EXTRACTED MATERIAL
====
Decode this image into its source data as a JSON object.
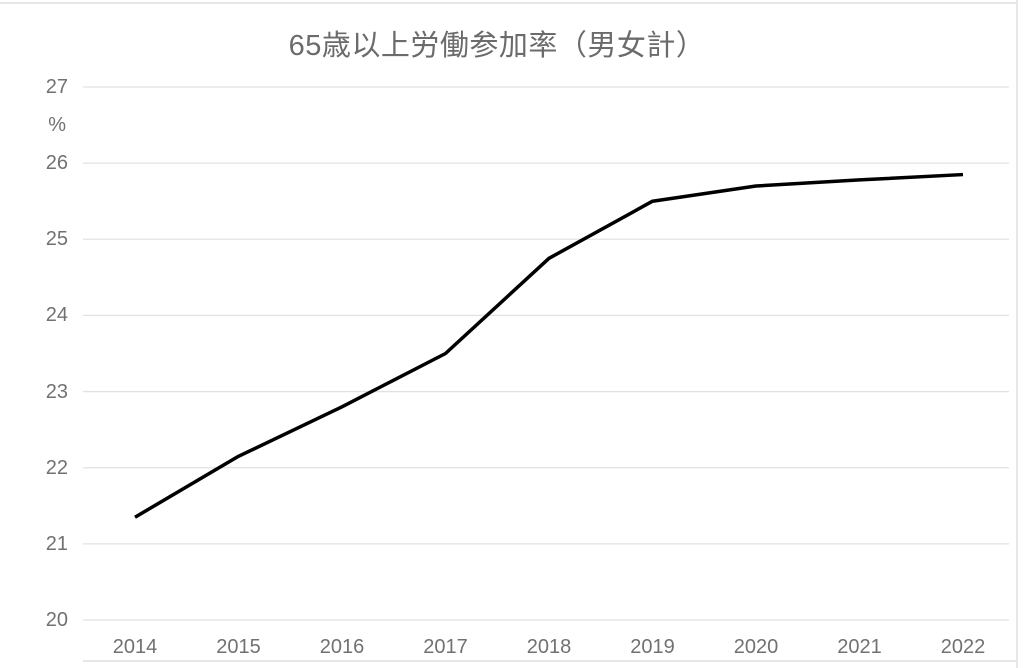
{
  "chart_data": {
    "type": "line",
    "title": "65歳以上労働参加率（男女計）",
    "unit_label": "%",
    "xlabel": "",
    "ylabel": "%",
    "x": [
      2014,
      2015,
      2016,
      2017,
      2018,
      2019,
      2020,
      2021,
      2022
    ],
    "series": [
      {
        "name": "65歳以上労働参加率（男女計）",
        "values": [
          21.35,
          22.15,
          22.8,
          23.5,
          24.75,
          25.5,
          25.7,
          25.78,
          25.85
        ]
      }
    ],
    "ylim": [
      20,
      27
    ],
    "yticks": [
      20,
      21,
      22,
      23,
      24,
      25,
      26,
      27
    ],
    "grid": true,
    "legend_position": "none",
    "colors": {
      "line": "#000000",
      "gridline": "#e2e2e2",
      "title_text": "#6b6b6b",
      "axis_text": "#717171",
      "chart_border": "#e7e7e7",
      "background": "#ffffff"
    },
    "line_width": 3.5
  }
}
====
Set down the lines of the records above exactly, apart from the pictures.

Decode this image into its source data as a JSON object.
{
  "chart_data": {
    "type": "line",
    "title": "65歳以上労働参加率（男女計）",
    "unit_label": "%",
    "xlabel": "",
    "ylabel": "%",
    "x": [
      2014,
      2015,
      2016,
      2017,
      2018,
      2019,
      2020,
      2021,
      2022
    ],
    "series": [
      {
        "name": "65歳以上労働参加率（男女計）",
        "values": [
          21.35,
          22.15,
          22.8,
          23.5,
          24.75,
          25.5,
          25.7,
          25.78,
          25.85
        ]
      }
    ],
    "ylim": [
      20,
      27
    ],
    "yticks": [
      20,
      21,
      22,
      23,
      24,
      25,
      26,
      27
    ],
    "grid": true,
    "legend_position": "none",
    "colors": {
      "line": "#000000",
      "gridline": "#e2e2e2",
      "title_text": "#6b6b6b",
      "axis_text": "#717171",
      "chart_border": "#e7e7e7",
      "background": "#ffffff"
    },
    "line_width": 3.5
  }
}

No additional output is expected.